--- Short exercise ---
Scan the material that follows. Copy every line containing the word "习近平谈治国理政".
━━━━━━━━━━━━━━━━━━━━━━━━━━━━━━
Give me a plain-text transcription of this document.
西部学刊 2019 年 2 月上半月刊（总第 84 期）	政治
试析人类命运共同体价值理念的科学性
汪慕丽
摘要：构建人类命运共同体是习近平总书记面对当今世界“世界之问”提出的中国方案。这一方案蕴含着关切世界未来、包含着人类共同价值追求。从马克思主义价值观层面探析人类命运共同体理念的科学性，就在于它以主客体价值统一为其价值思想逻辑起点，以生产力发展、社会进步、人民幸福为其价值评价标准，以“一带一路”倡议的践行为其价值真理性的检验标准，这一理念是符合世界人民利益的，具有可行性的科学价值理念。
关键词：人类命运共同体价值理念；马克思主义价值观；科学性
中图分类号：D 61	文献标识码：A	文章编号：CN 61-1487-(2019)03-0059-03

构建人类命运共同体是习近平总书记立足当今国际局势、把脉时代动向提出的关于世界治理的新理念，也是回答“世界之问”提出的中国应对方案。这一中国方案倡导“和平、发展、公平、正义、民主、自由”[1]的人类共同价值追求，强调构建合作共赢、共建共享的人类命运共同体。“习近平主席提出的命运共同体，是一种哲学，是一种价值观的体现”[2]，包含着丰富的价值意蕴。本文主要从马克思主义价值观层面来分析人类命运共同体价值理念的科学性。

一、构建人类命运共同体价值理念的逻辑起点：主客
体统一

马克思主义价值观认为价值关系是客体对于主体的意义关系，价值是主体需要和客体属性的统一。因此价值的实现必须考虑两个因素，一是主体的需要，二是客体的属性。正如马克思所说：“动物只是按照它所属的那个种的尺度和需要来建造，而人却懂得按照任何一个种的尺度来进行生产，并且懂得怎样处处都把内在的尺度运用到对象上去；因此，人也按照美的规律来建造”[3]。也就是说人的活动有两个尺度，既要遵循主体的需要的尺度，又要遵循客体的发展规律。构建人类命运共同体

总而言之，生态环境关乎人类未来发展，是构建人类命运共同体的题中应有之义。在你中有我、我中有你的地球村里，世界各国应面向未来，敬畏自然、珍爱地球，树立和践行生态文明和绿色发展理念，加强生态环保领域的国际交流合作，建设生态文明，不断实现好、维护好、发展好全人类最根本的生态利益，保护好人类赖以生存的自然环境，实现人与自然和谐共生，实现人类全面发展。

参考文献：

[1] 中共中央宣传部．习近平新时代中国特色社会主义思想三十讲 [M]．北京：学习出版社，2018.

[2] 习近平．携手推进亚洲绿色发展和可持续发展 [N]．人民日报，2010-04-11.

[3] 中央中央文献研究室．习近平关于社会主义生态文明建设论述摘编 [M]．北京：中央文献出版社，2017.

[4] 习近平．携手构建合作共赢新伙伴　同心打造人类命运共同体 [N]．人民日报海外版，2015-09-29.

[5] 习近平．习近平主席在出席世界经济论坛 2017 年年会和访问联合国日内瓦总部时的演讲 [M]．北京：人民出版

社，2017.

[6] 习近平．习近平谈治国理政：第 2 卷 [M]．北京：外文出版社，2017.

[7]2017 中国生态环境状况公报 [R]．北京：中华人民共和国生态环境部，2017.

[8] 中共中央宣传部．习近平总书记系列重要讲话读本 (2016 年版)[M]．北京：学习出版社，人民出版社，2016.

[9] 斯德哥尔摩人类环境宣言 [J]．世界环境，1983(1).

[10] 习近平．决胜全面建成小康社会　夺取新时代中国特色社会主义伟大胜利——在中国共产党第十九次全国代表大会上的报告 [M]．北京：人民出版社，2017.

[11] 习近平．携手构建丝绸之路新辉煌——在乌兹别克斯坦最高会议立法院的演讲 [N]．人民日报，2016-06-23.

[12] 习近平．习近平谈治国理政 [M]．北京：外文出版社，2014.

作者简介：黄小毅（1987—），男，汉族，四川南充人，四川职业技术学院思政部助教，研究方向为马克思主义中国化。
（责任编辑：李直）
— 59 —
━━━━━━━━━━━━━━━━━━━━━━━━━━━━━━
--- Solved problem ---
[6] 习近平．习近平谈治国理政：第 2 卷 [M]．北京：外文出版社，2017.
[12] 习近平．习近平谈治国理政 [M]．北京：外文出版社，2014.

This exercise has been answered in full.